### Entries supplied:
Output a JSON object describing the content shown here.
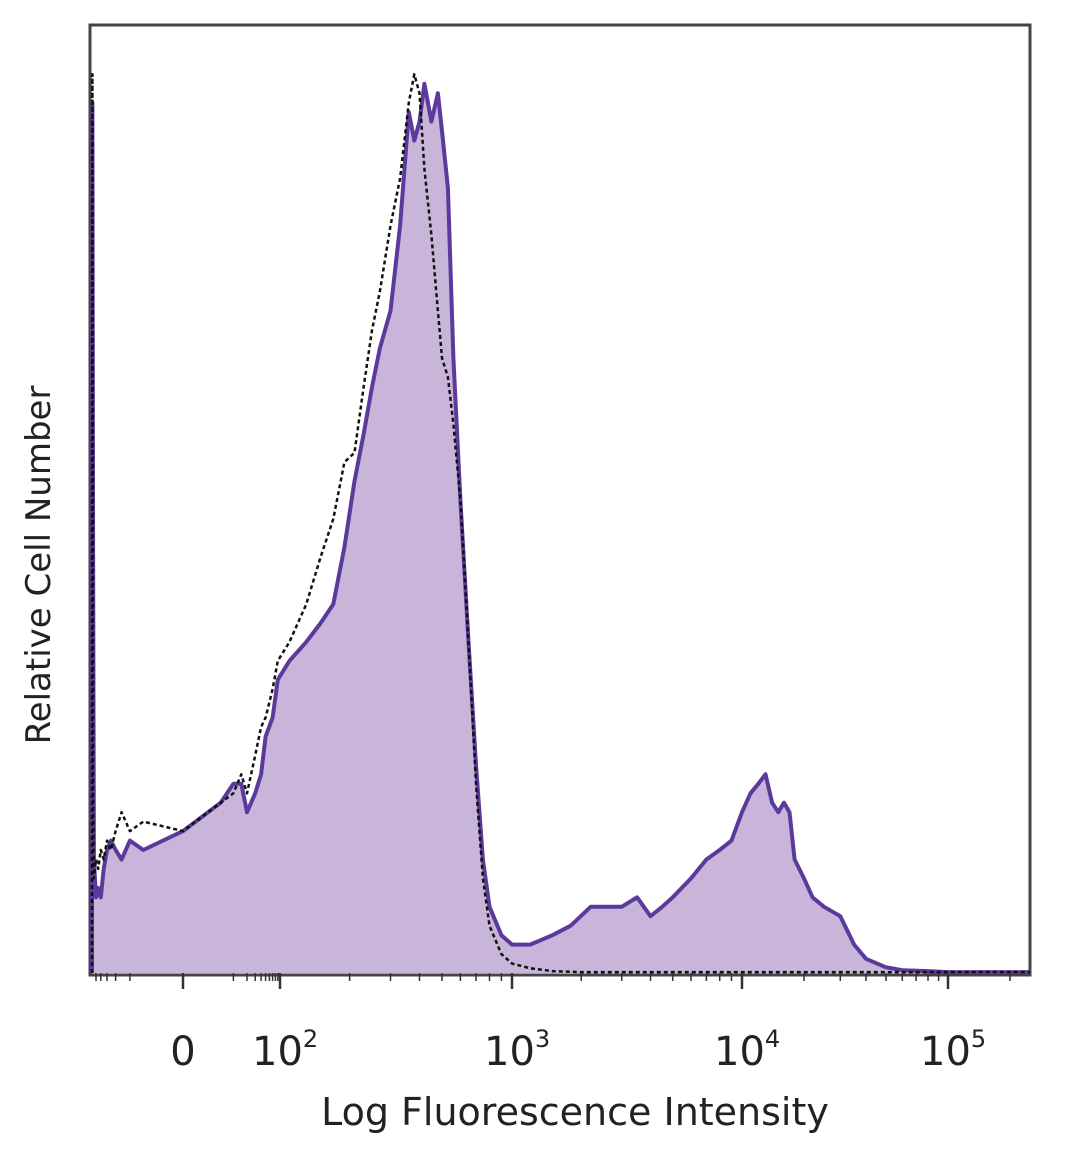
{
  "chart_data": {
    "type": "area",
    "title": "",
    "xlabel": "Log Fluorescence Intensity",
    "ylabel": "Relative Cell Number",
    "x_scale": "biexponential",
    "xlim": [
      -60,
      250000
    ],
    "ylim": [
      0,
      100
    ],
    "grid": false,
    "legend": "none",
    "x_ticks": [
      {
        "value": 0,
        "base": "0",
        "exp": ""
      },
      {
        "value": 100,
        "base": "10",
        "exp": "2"
      },
      {
        "value": 1000,
        "base": "10",
        "exp": "3"
      },
      {
        "value": 10000,
        "base": "10",
        "exp": "4"
      },
      {
        "value": 100000,
        "base": "10",
        "exp": "5"
      }
    ],
    "colors": {
      "sample_line": "#5b3a9c",
      "sample_fill": "#c9b5d9",
      "control_line": "#111111",
      "axis": "#333333"
    },
    "series": [
      {
        "style": "filled",
        "x": [
          -60,
          -59,
          -57,
          -55,
          -50,
          -45,
          -40,
          -35,
          -30,
          -25,
          -20,
          -15,
          -10,
          -5,
          0,
          5,
          10,
          15,
          20,
          30,
          40,
          50,
          70,
          90,
          110,
          130,
          150,
          170,
          190,
          210,
          230,
          250,
          270,
          300,
          330,
          360,
          380,
          400,
          420,
          450,
          480,
          500,
          530,
          560,
          600,
          650,
          700,
          750,
          800,
          900,
          1000,
          1200,
          1500,
          1800,
          2200,
          2600,
          3000,
          3500,
          4000,
          4500,
          5000,
          6000,
          7000,
          8000,
          9000,
          10000,
          11000,
          12000,
          13000,
          14000,
          15000,
          16000,
          17000,
          18000,
          20000,
          22000,
          25000,
          30000,
          35000,
          40000,
          50000,
          60000,
          80000,
          100000,
          150000,
          250000
        ],
        "y": [
          0,
          92,
          45,
          12,
          8,
          9,
          8,
          11,
          13,
          14,
          13,
          12,
          14,
          13,
          15,
          18,
          20,
          20,
          17,
          19,
          21,
          25,
          27,
          31,
          33,
          35,
          37,
          39,
          45,
          52,
          57,
          62,
          66,
          70,
          79,
          91,
          88,
          90,
          94,
          90,
          93,
          89,
          83,
          65,
          50,
          35,
          22,
          12,
          7,
          4,
          3,
          3,
          4,
          5,
          7,
          7,
          7,
          8,
          6,
          7,
          8,
          10,
          12,
          13,
          14,
          17,
          19,
          20,
          21,
          18,
          17,
          18,
          17,
          12,
          10,
          8,
          7,
          6,
          3,
          1.5,
          0.6,
          0.3,
          0.2,
          0.1,
          0.1,
          0.1
        ]
      },
      {
        "style": "dotted",
        "x": [
          -60,
          -59,
          -57,
          -55,
          -50,
          -45,
          -40,
          -35,
          -30,
          -25,
          -20,
          -15,
          -10,
          -5,
          0,
          5,
          10,
          15,
          20,
          30,
          40,
          50,
          70,
          90,
          110,
          130,
          150,
          170,
          190,
          210,
          230,
          250,
          270,
          300,
          330,
          360,
          380,
          400,
          420,
          450,
          480,
          500,
          530,
          560,
          600,
          650,
          700,
          750,
          800,
          900,
          1000,
          1200,
          1500,
          2000,
          5000,
          20000,
          100000,
          250000
        ],
        "y": [
          0,
          95,
          20,
          10,
          12,
          11,
          13,
          12,
          14,
          13,
          15,
          17,
          15,
          16,
          15,
          18,
          19,
          21,
          19,
          23,
          26,
          27,
          30,
          33,
          35,
          39,
          44,
          48,
          54,
          55,
          62,
          68,
          72,
          79,
          84,
          92,
          95,
          93,
          85,
          78,
          70,
          65,
          63,
          58,
          50,
          35,
          20,
          10,
          5,
          2,
          1,
          0.5,
          0.2,
          0.1,
          0.1,
          0.1,
          0.1,
          0.1
        ]
      }
    ]
  }
}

### What is needed:
Quote the listing above in full, except for the pictures.

### Complete answer:
Output a JSON object describing the content shown here.
{
  "chart_data": {
    "type": "area",
    "title": "",
    "xlabel": "Log Fluorescence Intensity",
    "ylabel": "Relative Cell Number",
    "x_scale": "biexponential",
    "xlim": [
      -60,
      250000
    ],
    "ylim": [
      0,
      100
    ],
    "grid": false,
    "legend": "none",
    "x_ticks": [
      {
        "value": 0,
        "base": "0",
        "exp": ""
      },
      {
        "value": 100,
        "base": "10",
        "exp": "2"
      },
      {
        "value": 1000,
        "base": "10",
        "exp": "3"
      },
      {
        "value": 10000,
        "base": "10",
        "exp": "4"
      },
      {
        "value": 100000,
        "base": "10",
        "exp": "5"
      }
    ],
    "colors": {
      "sample_line": "#5b3a9c",
      "sample_fill": "#c9b5d9",
      "control_line": "#111111",
      "axis": "#333333"
    },
    "series": [
      {
        "style": "filled",
        "x": [
          -60,
          -59,
          -57,
          -55,
          -50,
          -45,
          -40,
          -35,
          -30,
          -25,
          -20,
          -15,
          -10,
          -5,
          0,
          5,
          10,
          15,
          20,
          30,
          40,
          50,
          70,
          90,
          110,
          130,
          150,
          170,
          190,
          210,
          230,
          250,
          270,
          300,
          330,
          360,
          380,
          400,
          420,
          450,
          480,
          500,
          530,
          560,
          600,
          650,
          700,
          750,
          800,
          900,
          1000,
          1200,
          1500,
          1800,
          2200,
          2600,
          3000,
          3500,
          4000,
          4500,
          5000,
          6000,
          7000,
          8000,
          9000,
          10000,
          11000,
          12000,
          13000,
          14000,
          15000,
          16000,
          17000,
          18000,
          20000,
          22000,
          25000,
          30000,
          35000,
          40000,
          50000,
          60000,
          80000,
          100000,
          150000,
          250000
        ],
        "y": [
          0,
          92,
          45,
          12,
          8,
          9,
          8,
          11,
          13,
          14,
          13,
          12,
          14,
          13,
          15,
          18,
          20,
          20,
          17,
          19,
          21,
          25,
          27,
          31,
          33,
          35,
          37,
          39,
          45,
          52,
          57,
          62,
          66,
          70,
          79,
          91,
          88,
          90,
          94,
          90,
          93,
          89,
          83,
          65,
          50,
          35,
          22,
          12,
          7,
          4,
          3,
          3,
          4,
          5,
          7,
          7,
          7,
          8,
          6,
          7,
          8,
          10,
          12,
          13,
          14,
          17,
          19,
          20,
          21,
          18,
          17,
          18,
          17,
          12,
          10,
          8,
          7,
          6,
          3,
          1.5,
          0.6,
          0.3,
          0.2,
          0.1,
          0.1,
          0.1
        ]
      },
      {
        "style": "dotted",
        "x": [
          -60,
          -59,
          -57,
          -55,
          -50,
          -45,
          -40,
          -35,
          -30,
          -25,
          -20,
          -15,
          -10,
          -5,
          0,
          5,
          10,
          15,
          20,
          30,
          40,
          50,
          70,
          90,
          110,
          130,
          150,
          170,
          190,
          210,
          230,
          250,
          270,
          300,
          330,
          360,
          380,
          400,
          420,
          450,
          480,
          500,
          530,
          560,
          600,
          650,
          700,
          750,
          800,
          900,
          1000,
          1200,
          1500,
          2000,
          5000,
          20000,
          100000,
          250000
        ],
        "y": [
          0,
          95,
          20,
          10,
          12,
          11,
          13,
          12,
          14,
          13,
          15,
          17,
          15,
          16,
          15,
          18,
          19,
          21,
          19,
          23,
          26,
          27,
          30,
          33,
          35,
          39,
          44,
          48,
          54,
          55,
          62,
          68,
          72,
          79,
          84,
          92,
          95,
          93,
          85,
          78,
          70,
          65,
          63,
          58,
          50,
          35,
          20,
          10,
          5,
          2,
          1,
          0.5,
          0.2,
          0.1,
          0.1,
          0.1,
          0.1,
          0.1
        ]
      }
    ]
  }
}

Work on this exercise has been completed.